### Problem
Extend the passage below on Lombok's constructor annotations, beginning right after its last sentence.

== Document passage ==

Constructor Annotations
Lombok provides three annotations that generate constructors so you never hand-write the assignment boilerplate. The most important for Spring developers is @RequiredArgsConstructor, which produces the perfect constructor for dependency injection into services and controllers.
The three constructor annotations
| Annotation | Generated constructor parameters |
|---|---|
@NoArgsConstructor | none (empty constructor) |
@AllArgsConstructor | every field, in declaration order |
@RequiredArgsConstructor | only final fields and @NonNull fields |
import lombok.*;
@NoArgsConstructor
@AllArgsConstructor
@RequiredArgsConstructor
public class Customer {
private final Long id; // "required" — final
@NonNull private String name; // "required" — @NonNull
private String email; // optional
}
This generates three distinct constructors:
public Customer() {} // @NoArgsConstructor
public Customer(Long id, String name) { // @RequiredArgsConstructor
this.id = id;
this.name = name;
}
public Customer(Long id, String name, String email) { // @AllArgsConstructor
this.id = id;
this.name = name;
this.email = email;
}
@NonNull fields also get a null check in the generated constructor, throwing NullPointerException early if a caller passes null.

===
== Records provided ==

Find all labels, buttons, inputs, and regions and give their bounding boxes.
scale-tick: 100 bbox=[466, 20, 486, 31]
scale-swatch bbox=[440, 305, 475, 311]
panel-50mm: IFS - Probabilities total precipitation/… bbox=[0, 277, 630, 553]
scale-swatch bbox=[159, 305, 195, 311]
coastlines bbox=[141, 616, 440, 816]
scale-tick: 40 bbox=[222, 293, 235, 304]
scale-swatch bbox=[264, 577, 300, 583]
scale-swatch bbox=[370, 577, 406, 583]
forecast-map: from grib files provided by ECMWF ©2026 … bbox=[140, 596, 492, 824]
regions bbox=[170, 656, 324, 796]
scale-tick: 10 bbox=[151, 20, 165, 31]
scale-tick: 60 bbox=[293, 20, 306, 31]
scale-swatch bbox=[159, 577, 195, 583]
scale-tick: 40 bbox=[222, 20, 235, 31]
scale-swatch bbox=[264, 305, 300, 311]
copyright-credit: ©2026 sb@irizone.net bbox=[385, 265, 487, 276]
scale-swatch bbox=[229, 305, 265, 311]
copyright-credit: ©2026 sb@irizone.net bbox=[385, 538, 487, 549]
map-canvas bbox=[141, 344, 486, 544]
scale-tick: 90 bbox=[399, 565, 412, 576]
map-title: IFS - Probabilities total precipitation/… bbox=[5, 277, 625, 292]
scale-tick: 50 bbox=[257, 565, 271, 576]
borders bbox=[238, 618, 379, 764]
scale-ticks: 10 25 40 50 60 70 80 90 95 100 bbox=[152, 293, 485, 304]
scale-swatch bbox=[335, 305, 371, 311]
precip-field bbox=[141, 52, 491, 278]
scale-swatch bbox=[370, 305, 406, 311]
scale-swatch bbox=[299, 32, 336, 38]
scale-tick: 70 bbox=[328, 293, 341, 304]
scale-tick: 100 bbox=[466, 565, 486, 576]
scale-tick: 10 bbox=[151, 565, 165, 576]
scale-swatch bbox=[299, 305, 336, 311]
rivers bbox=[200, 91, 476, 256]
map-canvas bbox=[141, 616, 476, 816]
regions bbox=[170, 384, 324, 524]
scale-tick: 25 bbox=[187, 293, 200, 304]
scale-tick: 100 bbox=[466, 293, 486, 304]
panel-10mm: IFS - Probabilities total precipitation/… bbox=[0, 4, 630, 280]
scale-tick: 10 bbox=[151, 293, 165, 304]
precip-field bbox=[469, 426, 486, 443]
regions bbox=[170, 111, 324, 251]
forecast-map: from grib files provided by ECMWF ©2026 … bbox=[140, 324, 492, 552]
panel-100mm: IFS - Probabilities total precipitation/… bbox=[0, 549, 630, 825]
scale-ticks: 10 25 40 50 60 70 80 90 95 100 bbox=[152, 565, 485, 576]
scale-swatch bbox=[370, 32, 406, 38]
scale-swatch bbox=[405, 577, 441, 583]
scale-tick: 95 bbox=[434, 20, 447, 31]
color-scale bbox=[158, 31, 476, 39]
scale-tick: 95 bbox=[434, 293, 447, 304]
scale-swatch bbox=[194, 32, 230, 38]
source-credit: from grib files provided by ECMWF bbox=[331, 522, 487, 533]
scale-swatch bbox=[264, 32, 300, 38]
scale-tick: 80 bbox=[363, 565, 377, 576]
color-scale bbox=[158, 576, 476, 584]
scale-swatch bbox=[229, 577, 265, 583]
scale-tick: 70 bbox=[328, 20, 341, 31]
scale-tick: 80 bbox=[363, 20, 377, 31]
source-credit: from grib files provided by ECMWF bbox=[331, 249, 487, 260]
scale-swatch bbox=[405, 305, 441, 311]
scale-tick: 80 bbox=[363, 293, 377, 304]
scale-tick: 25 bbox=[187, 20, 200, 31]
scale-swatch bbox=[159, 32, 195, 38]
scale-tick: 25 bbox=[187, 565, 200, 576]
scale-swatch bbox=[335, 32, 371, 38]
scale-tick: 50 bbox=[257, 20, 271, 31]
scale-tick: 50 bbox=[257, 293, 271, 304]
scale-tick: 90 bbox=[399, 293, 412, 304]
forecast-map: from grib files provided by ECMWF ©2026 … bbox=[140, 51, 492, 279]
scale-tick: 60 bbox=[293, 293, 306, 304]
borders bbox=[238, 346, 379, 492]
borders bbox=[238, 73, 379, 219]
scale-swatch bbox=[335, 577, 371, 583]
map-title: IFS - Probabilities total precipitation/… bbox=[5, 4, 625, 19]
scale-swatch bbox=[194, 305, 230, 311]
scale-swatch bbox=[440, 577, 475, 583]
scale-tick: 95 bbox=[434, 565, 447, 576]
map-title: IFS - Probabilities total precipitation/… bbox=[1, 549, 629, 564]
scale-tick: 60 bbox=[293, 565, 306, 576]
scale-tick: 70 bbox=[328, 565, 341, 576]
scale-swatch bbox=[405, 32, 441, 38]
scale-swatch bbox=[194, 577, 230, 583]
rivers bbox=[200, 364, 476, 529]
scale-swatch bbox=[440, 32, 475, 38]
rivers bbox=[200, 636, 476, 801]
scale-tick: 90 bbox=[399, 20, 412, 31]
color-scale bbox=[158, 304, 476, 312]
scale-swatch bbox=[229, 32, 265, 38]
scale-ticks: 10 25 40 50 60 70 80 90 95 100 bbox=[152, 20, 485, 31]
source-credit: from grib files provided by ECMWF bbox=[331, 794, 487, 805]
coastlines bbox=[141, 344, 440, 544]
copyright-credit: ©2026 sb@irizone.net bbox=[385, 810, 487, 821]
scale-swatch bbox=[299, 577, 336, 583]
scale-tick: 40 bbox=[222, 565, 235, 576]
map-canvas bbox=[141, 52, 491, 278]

===

### Response to this exercise
@NoArgsConstructor for frameworks
Many frameworks instantiate objects reflectively and require a no-arg constructor — Jackson deserialization and JPA entities are the classic cases.
@Entity
@Getter
@Setter
@NoArgsConstructor // required by JPA
@AllArgsConstructor
public class Book {
@Id @GeneratedValue
private Long id;
private String title;
}
If a final field has no initializer, a plain @NoArgsConstructor will not compile. Use @NoArgsConstructor(force = true) to initialize finals to their default values (0, null, false):
@NoArgsConstructor(force = true)
public class Snapshot {
private final Instant takenAt; // forced to null
}
@RequiredArgsConstructor for Spring injection
This is the idiomatic way to do constructor injection in Spring Boot. Declare your dependencies as private final fields and let Lombok generate the constructor — Spring autowires it because the class has exactly one constructor.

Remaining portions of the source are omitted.